Annotated element listings
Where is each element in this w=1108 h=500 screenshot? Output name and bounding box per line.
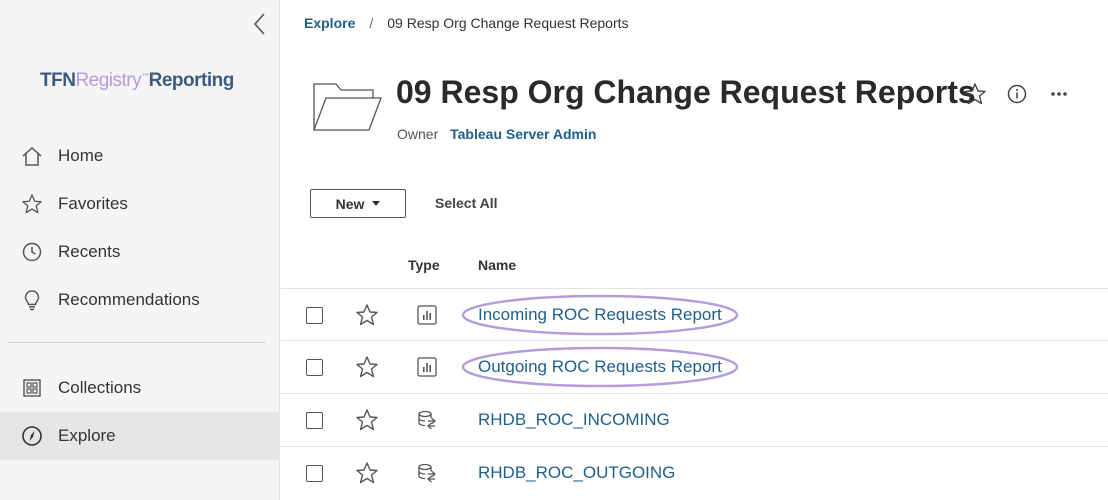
- owner-info: Owner Tableau Server Admin: [397, 126, 596, 142]
- row-checkbox[interactable]: [306, 307, 323, 324]
- lightbulb-icon: [20, 288, 44, 312]
- logo-trademark: ™: [141, 71, 149, 81]
- row-checkbox[interactable]: [306, 359, 323, 376]
- star-icon: [356, 356, 378, 378]
- star-icon: [356, 462, 378, 484]
- column-header-type[interactable]: Type: [408, 257, 440, 273]
- owner-label: Owner: [397, 126, 439, 142]
- clock-icon: [20, 240, 44, 264]
- collections-icon: [20, 376, 44, 400]
- star-icon: [20, 192, 44, 216]
- breadcrumb-current: 09 Resp Org Change Request Reports: [387, 15, 629, 31]
- row-name-link[interactable]: Outgoing ROC Requests Report: [478, 357, 722, 377]
- owner-name-link[interactable]: Tableau Server Admin: [450, 126, 596, 142]
- sidebar-item-favorites[interactable]: Favorites: [0, 180, 280, 228]
- sidebar-item-label: Recents: [58, 242, 121, 261]
- main-content: Explore / 09 Resp Org Change Request Rep…: [281, 0, 1108, 500]
- workbook-icon: [415, 355, 439, 379]
- sidebar-item-label: Home: [58, 146, 104, 165]
- logo-text-registry: Registry: [75, 70, 142, 91]
- more-actions-button[interactable]: [1047, 82, 1071, 106]
- sidebar-item-collections[interactable]: Collections: [0, 364, 280, 412]
- column-header-name[interactable]: Name: [478, 257, 516, 273]
- row-favorite-button[interactable]: [355, 303, 379, 327]
- row-checkbox[interactable]: [306, 412, 323, 429]
- sidebar: TFNRegistry™Reporting Home Favorites Rec…: [0, 0, 280, 500]
- new-button[interactable]: New: [310, 189, 406, 218]
- datasource-icon: [415, 408, 439, 432]
- star-icon: [356, 409, 378, 431]
- collapse-sidebar-button[interactable]: [250, 12, 270, 36]
- row-checkbox[interactable]: [306, 465, 323, 482]
- app-logo[interactable]: TFNRegistry™Reporting: [40, 70, 234, 92]
- table-row: Outgoing ROC Requests Report: [281, 340, 1108, 392]
- sidebar-item-explore[interactable]: Explore: [0, 412, 280, 460]
- caret-down-icon: [372, 201, 381, 206]
- row-name-link[interactable]: Incoming ROC Requests Report: [478, 305, 722, 325]
- sidebar-item-home[interactable]: Home: [0, 132, 280, 180]
- row-name-link[interactable]: RHDB_ROC_INCOMING: [478, 410, 670, 430]
- sidebar-item-label: Favorites: [58, 194, 128, 213]
- home-icon: [20, 144, 44, 168]
- breadcrumb: Explore / 09 Resp Org Change Request Rep…: [304, 15, 629, 31]
- row-favorite-button[interactable]: [355, 355, 379, 379]
- logo-text-reporting: Reporting: [148, 70, 235, 91]
- folder-icon: [311, 80, 383, 134]
- breadcrumb-separator: /: [369, 15, 374, 31]
- chevron-left-icon: [253, 13, 265, 35]
- app: TFNRegistry™Reporting Home Favorites Rec…: [0, 0, 1108, 500]
- star-icon: [356, 304, 378, 326]
- favorite-button[interactable]: [963, 82, 987, 106]
- info-button[interactable]: [1005, 82, 1029, 106]
- more-horizontal-icon: [1051, 92, 1067, 96]
- sidebar-item-label: Explore: [58, 426, 116, 445]
- info-icon: [1007, 84, 1027, 104]
- sidebar-divider: [8, 342, 266, 343]
- row-favorite-button[interactable]: [355, 408, 379, 432]
- row-favorite-button[interactable]: [355, 461, 379, 485]
- sidebar-item-label: Collections: [58, 378, 142, 397]
- breadcrumb-explore-link[interactable]: Explore: [304, 15, 355, 31]
- table-row: RHDB_ROC_INCOMING: [281, 393, 1108, 445]
- select-all-button[interactable]: Select All: [435, 195, 498, 211]
- star-icon: [964, 83, 986, 105]
- compass-icon: [20, 424, 44, 448]
- logo-text-tfn: TFN: [40, 70, 76, 91]
- table-row: RHDB_ROC_OUTGOING: [281, 446, 1108, 498]
- row-name-link[interactable]: RHDB_ROC_OUTGOING: [478, 463, 675, 483]
- table-row: Incoming ROC Requests Report: [281, 288, 1108, 340]
- datasource-icon: [415, 461, 439, 485]
- sidebar-item-recents[interactable]: Recents: [0, 228, 280, 276]
- workbook-icon: [415, 303, 439, 327]
- sidebar-item-label: Recommendations: [58, 290, 200, 309]
- new-button-label: New: [335, 195, 365, 212]
- sidebar-item-recommendations[interactable]: Recommendations: [0, 276, 280, 324]
- title-actions: [963, 82, 1071, 106]
- page-title: 09 Resp Org Change Request Reports: [396, 74, 976, 110]
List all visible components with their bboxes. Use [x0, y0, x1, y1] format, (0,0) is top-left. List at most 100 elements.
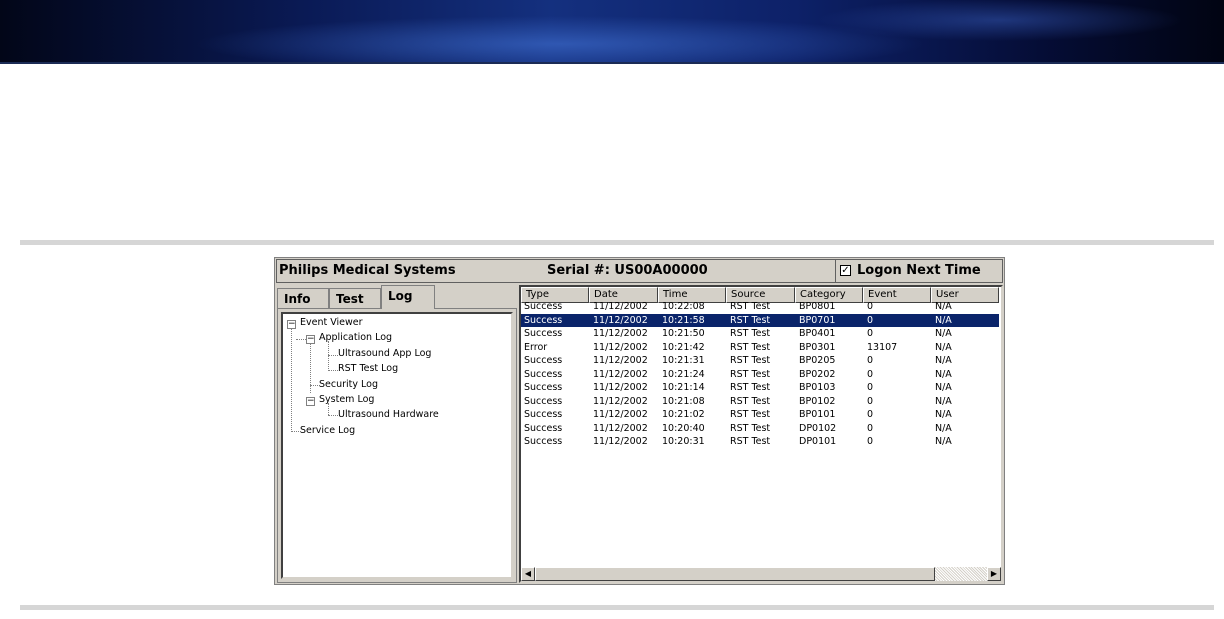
table-cell-source: RST Test: [730, 422, 771, 434]
table-cell-time: 10:21:50: [662, 328, 705, 339]
table-cell-source: RST Test: [730, 395, 771, 407]
table-cell-category: BP0301: [799, 341, 836, 353]
table-cell-type: Success: [524, 355, 563, 366]
bottom-rule: [20, 605, 1214, 610]
table-cell-date: 11/12/2002: [593, 395, 648, 407]
table-cell-date: 11/12/2002: [593, 301, 648, 312]
table-cell-time: 10:22:08: [662, 301, 705, 312]
table-cell-time: 10:20:40: [662, 422, 705, 434]
expand-application-log-toggle[interactable]: −: [306, 335, 315, 344]
table-cell-event: 0: [867, 328, 874, 339]
table-cell-date: 11/12/2002: [593, 355, 648, 366]
table-cell-source: RST Test: [730, 436, 771, 447]
table-cell-source: RST Test: [730, 382, 771, 393]
table-cell-user: N/A: [935, 341, 952, 353]
serial-number: Serial #: US00A00000: [547, 263, 708, 278]
table-cell-user: N/A: [935, 368, 952, 380]
table-cell-time: 10:21:31: [662, 355, 705, 366]
table-cell-user: N/A: [935, 409, 952, 420]
table-row[interactable]: Error 11/12/2002 10:21:42 RST Test BP0301 131…: [521, 341, 999, 354]
tab-info[interactable]: Info: [277, 288, 329, 308]
table-row[interactable]: Success 11/12/2002 10:21:14 RST Test BP0103 0…: [521, 381, 999, 394]
tree-item-system-log[interactable]: System Log: [319, 394, 374, 405]
tree-item-event-viewer[interactable]: Event Viewer: [300, 317, 363, 328]
tree-connector: [291, 326, 292, 432]
title-bar: Philips Medical Systems Serial #: US00A0…: [276, 259, 1003, 283]
company-name: Philips Medical Systems: [279, 263, 456, 278]
tree-item-rst-test-log[interactable]: RST Test Log: [338, 363, 398, 374]
table-cell-source: RST Test: [730, 314, 771, 326]
table-cell-date: 11/12/2002: [593, 382, 648, 393]
table-cell-user: N/A: [935, 355, 952, 366]
tree-item-service-log[interactable]: Service Log: [300, 425, 355, 436]
tree-item-ultrasound-app-log[interactable]: Ultrasound App Log: [338, 348, 431, 359]
table-cell-time: 10:21:02: [662, 409, 705, 420]
event-log-window: Philips Medical Systems Serial #: US00A0…: [274, 257, 1005, 585]
tab-log[interactable]: Log: [381, 285, 435, 309]
table-row[interactable]: Success 11/12/2002 10:20:40 RST Test DP0102 0…: [521, 422, 999, 435]
table-cell-date: 11/12/2002: [593, 314, 648, 326]
top-rule: [20, 240, 1214, 245]
table-cell-time: 10:21:42: [662, 341, 705, 353]
table-cell-category: BP0101: [799, 409, 836, 420]
tree-item-security-log[interactable]: Security Log: [319, 379, 378, 390]
table-cell-event: 0: [867, 436, 874, 447]
expand-system-log-toggle[interactable]: −: [306, 397, 315, 406]
table-cell-user: N/A: [935, 436, 952, 447]
table-cell-type: Error: [524, 341, 548, 353]
table-cell-event: 0: [867, 422, 874, 434]
table-cell-user: N/A: [935, 422, 952, 434]
scroll-track[interactable]: [935, 567, 987, 581]
table-cell-time: 10:20:31: [662, 436, 705, 447]
scroll-left-button[interactable]: ◀: [521, 567, 535, 581]
table-cell-type: Success: [524, 422, 563, 434]
table-cell-user: N/A: [935, 328, 952, 339]
table-cell-source: RST Test: [730, 355, 771, 366]
table-cell-category: DP0101: [799, 436, 837, 447]
scroll-right-button[interactable]: ▶: [987, 567, 1001, 581]
table-row[interactable]: Success 11/12/2002 10:22:08 RST Test BP0801 0…: [521, 300, 999, 313]
table-cell-date: 11/12/2002: [593, 368, 648, 380]
table-cell-event: 0: [867, 301, 874, 312]
table-cell-event: 0: [867, 355, 874, 366]
table-cell-type: Success: [524, 395, 563, 407]
table-row[interactable]: Success 11/12/2002 10:21:31 RST Test BP0205 0…: [521, 354, 999, 367]
tree-item-application-log[interactable]: Application Log: [319, 332, 392, 343]
table-row[interactable]: Success 11/12/2002 10:21:58 RST Test BP0701 0…: [521, 313, 999, 327]
expand-event-viewer-toggle[interactable]: −: [287, 320, 296, 329]
scroll-thumb[interactable]: [535, 567, 935, 581]
table-cell-event: 0: [867, 368, 874, 380]
table-cell-category: BP0701: [799, 314, 836, 326]
table-cell-category: BP0801: [799, 301, 836, 312]
table-row[interactable]: Success 11/12/2002 10:20:31 RST Test DP0101 0…: [521, 435, 999, 448]
table-cell-category: BP0202: [799, 368, 836, 380]
tree-connector: [328, 355, 338, 356]
table-cell-time: 10:21:14: [662, 382, 705, 393]
banner-divider: [0, 62, 1224, 64]
horizontal-scrollbar[interactable]: ◀ ▶: [521, 567, 1001, 581]
logon-next-time-checkbox[interactable]: ✓: [840, 265, 851, 276]
logon-next-time-label: Logon Next Time: [857, 263, 981, 278]
logon-next-time-option[interactable]: ✓ Logon Next Time: [835, 260, 1004, 282]
table-cell-source: RST Test: [730, 328, 771, 339]
table-cell-type: Success: [524, 368, 563, 380]
log-tree-panel: − Event Viewer − Application Log Ultraso…: [277, 308, 517, 583]
table-cell-type: Success: [524, 409, 563, 420]
table-cell-type: Success: [524, 301, 563, 312]
table-row[interactable]: Success 11/12/2002 10:21:50 RST Test BP0401 0…: [521, 327, 999, 340]
table-row[interactable]: Success 11/12/2002 10:21:08 RST Test BP0102 0…: [521, 395, 999, 408]
table-row[interactable]: Success 11/12/2002 10:21:02 RST Test BP0101 0…: [521, 408, 999, 421]
table-cell-event: 13107: [867, 341, 898, 353]
table-cell-type: Success: [524, 382, 563, 393]
table-cell-date: 11/12/2002: [593, 341, 648, 353]
table-cell-time: 10:21:58: [662, 314, 705, 326]
table-cell-type: Success: [524, 436, 563, 447]
table-row[interactable]: Success 11/12/2002 10:21:24 RST Test BP0202 0…: [521, 368, 999, 381]
table-cell-type: Success: [524, 314, 563, 326]
table-cell-user: N/A: [935, 314, 952, 326]
table-cell-category: BP0205: [799, 355, 836, 366]
table-cell-source: RST Test: [730, 368, 771, 380]
tree-item-ultrasound-hardware[interactable]: Ultrasound Hardware: [338, 409, 439, 420]
table-cell-category: BP0103: [799, 382, 836, 393]
tab-test[interactable]: Test: [329, 288, 381, 308]
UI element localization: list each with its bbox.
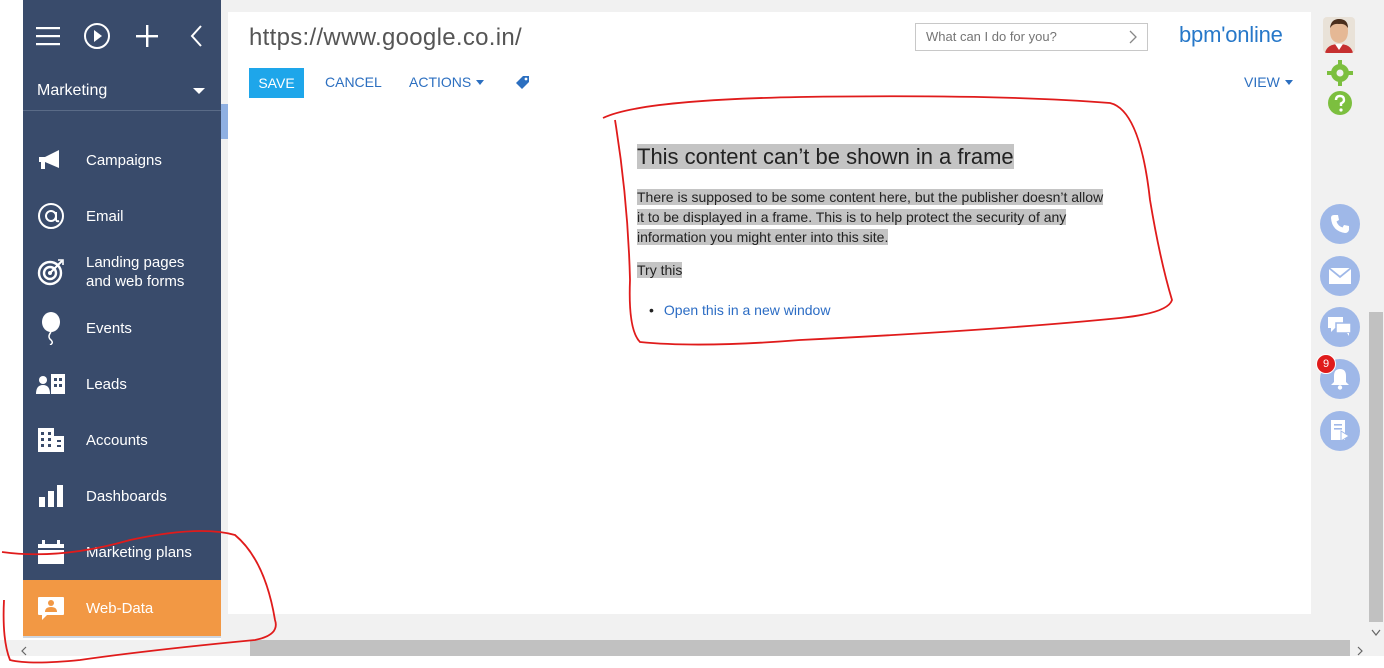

WRITTEN REQUEST - Reproduce the records above without any change, from the line containing "- owner-info: Owner" through the line containing "- row-favorite-button[interactable]: [355, 303, 379, 327]", both ends included.

SOLUTION TO THIS TASK -
- owner-info: Owner Tableau Server Admin: [397, 126, 596, 142]
- row-checkbox[interactable]: [306, 307, 323, 324]
- lightbulb-icon: [20, 288, 44, 312]
- logo-trademark: ™: [141, 71, 149, 81]
- row-checkbox[interactable]: [306, 359, 323, 376]
- star-icon: [356, 356, 378, 378]
- star-icon: [356, 462, 378, 484]
- column-header-type[interactable]: Type: [408, 257, 440, 273]
- owner-label: Owner: [397, 126, 439, 142]
- clock-icon: [20, 240, 44, 264]
- collections-icon: [20, 376, 44, 400]
- star-icon: [20, 192, 44, 216]
- breadcrumb-current: 09 Resp Org Change Request Reports: [387, 15, 629, 31]
- row-name-link[interactable]: Outgoing ROC Requests Report: [478, 357, 722, 377]
- owner-name-link[interactable]: Tableau Server Admin: [450, 126, 596, 142]
- sidebar-item-favorites[interactable]: Favorites: [0, 180, 280, 228]
- sidebar-item-label: Recents: [58, 242, 121, 261]
- main-content: Explore / 09 Resp Org Change Request Rep…: [281, 0, 1108, 500]
- workbook-icon: [415, 355, 439, 379]
- sidebar-item-label: Home: [58, 146, 104, 165]
- logo-text-registry: Registry: [75, 70, 142, 91]
- more-actions-button[interactable]: [1047, 82, 1071, 106]
- sidebar-item-collections[interactable]: Collections: [0, 364, 280, 412]
- column-header-name[interactable]: Name: [478, 257, 516, 273]
- row-favorite-button[interactable]: [355, 303, 379, 327]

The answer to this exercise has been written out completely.